↓↓↓

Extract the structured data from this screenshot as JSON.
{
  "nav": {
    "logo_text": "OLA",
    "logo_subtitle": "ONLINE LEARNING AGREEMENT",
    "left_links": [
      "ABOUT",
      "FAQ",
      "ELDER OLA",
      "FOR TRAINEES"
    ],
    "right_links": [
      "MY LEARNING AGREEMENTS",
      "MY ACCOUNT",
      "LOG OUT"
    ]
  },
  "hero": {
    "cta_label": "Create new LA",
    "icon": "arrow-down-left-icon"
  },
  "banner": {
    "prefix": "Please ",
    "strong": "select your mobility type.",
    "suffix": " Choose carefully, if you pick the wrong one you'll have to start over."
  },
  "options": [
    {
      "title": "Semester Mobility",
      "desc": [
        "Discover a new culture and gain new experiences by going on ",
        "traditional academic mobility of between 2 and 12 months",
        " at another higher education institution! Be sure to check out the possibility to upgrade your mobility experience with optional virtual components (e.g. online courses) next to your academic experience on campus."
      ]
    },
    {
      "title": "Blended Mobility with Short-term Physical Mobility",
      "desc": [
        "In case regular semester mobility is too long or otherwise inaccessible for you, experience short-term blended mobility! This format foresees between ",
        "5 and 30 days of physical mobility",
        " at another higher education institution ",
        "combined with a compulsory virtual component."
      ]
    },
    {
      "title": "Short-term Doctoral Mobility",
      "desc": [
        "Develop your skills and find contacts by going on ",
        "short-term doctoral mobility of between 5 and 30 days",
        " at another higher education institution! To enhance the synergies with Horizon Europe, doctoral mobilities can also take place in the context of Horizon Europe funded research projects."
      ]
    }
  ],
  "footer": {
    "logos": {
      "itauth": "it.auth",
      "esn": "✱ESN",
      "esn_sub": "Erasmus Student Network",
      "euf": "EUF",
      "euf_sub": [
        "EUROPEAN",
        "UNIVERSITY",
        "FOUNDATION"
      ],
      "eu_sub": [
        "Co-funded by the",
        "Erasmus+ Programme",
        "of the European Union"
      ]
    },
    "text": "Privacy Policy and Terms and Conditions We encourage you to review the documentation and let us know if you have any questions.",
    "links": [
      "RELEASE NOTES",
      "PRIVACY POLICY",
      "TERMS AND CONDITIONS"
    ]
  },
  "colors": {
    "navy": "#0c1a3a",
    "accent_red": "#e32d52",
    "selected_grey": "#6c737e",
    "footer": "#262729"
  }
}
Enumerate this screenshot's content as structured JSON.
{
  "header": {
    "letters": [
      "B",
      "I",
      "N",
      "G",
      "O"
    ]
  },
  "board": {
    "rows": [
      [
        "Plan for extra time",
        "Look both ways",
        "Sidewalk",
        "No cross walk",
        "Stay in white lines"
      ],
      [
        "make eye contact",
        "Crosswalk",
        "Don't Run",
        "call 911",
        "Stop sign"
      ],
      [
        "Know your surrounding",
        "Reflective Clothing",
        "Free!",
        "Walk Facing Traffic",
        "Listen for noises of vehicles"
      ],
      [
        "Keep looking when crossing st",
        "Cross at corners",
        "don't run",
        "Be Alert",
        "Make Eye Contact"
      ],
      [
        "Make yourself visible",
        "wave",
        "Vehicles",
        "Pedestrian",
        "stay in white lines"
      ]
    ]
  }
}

↑↑↑

#### Exercise description:
Repeat the records above exactly as they appear.

#### The answer:
Extract the structured data from this screenshot as JSON.
{
  "nav": {
    "logo_text": "OLA",
    "logo_subtitle": "ONLINE LEARNING AGREEMENT",
    "left_links": [
      "ABOUT",
      "FAQ",
      "ELDER OLA",
      "FOR TRAINEES"
    ],
    "right_links": [
      "MY LEARNING AGREEMENTS",
      "MY ACCOUNT",
      "LOG OUT"
    ]
  },
  "hero": {
    "cta_label": "Create new LA",
    "icon": "arrow-down-left-icon"
  },
  "banner": {
    "prefix": "Please ",
    "strong": "select your mobility type.",
    "suffix": " Choose carefully, if you pick the wrong one you'll have to start over."
  },
  "options": [
    {
      "title": "Semester Mobility",
      "desc": [
        "Discover a new culture and gain new experiences by going on ",
        "traditional academic mobility of between 2 and 12 months",
        " at another higher education institution! Be sure to check out the possibility to upgrade your mobility experience with optional virtual components (e.g. online courses) next to your academic experience on campus."
      ]
    },
    {
      "title": "Blended Mobility with Short-term Physical Mobility",
      "desc": [
        "In case regular semester mobility is too long or otherwise inaccessible for you, experience short-term blended mobility! This format foresees between ",
        "5 and 30 days of physical mobility",
        " at another higher education institution ",
        "combined with a compulsory virtual component."
      ]
    },
    {
      "title": "Short-term Doctoral Mobility",
      "desc": [
        "Develop your skills and find contacts by going on ",
        "short-term doctoral mobility of between 5 and 30 days",
        " at another higher education institution! To enhance the synergies with Horizon Europe, doctoral mobilities can also take place in the context of Horizon Europe funded research projects."
      ]
    }
  ],
  "footer": {
    "logos": {
      "itauth": "it.auth",
      "esn": "✱ESN",
      "esn_sub": "Erasmus Student Network",
      "euf": "EUF",
      "euf_sub": [
        "EUROPEAN",
        "UNIVERSITY",
        "FOUNDATION"
      ],
      "eu_sub": [
        "Co-funded by the",
        "Erasmus+ Programme",
        "of the European Union"
      ]
    },
    "text": "Privacy Policy and Terms and Conditions We encourage you to review the documentation and let us know if you have any questions.",
    "links": [
      "RELEASE NOTES",
      "PRIVACY POLICY",
      "TERMS AND CONDITIONS"
    ]
  },
  "colors": {
    "navy": "#0c1a3a",
    "accent_red": "#e32d52",
    "selected_grey": "#6c737e",
    "footer": "#262729"
  }
}
Enumerate this screenshot's content as structured JSON.
{
  "header": {
    "letters": [
      "B",
      "I",
      "N",
      "G",
      "O"
    ]
  },
  "board": {
    "rows": [
      [
        "Plan for extra time",
        "Look both ways",
        "Sidewalk",
        "No cross walk",
        "Stay in white lines"
      ],
      [
        "make eye contact",
        "Crosswalk",
        "Don't Run",
        "call 911",
        "Stop sign"
      ],
      [
        "Know your surrounding",
        "Reflective Clothing",
        "Free!",
        "Walk Facing Traffic",
        "Listen for noises of vehicles"
      ],
      [
        "Keep looking when crossing st",
        "Cross at corners",
        "don't run",
        "Be Alert",
        "Make Eye Contact"
      ],
      [
        "Make yourself visible",
        "wave",
        "Vehicles",
        "Pedestrian",
        "stay in white lines"
      ]
    ]
  }
}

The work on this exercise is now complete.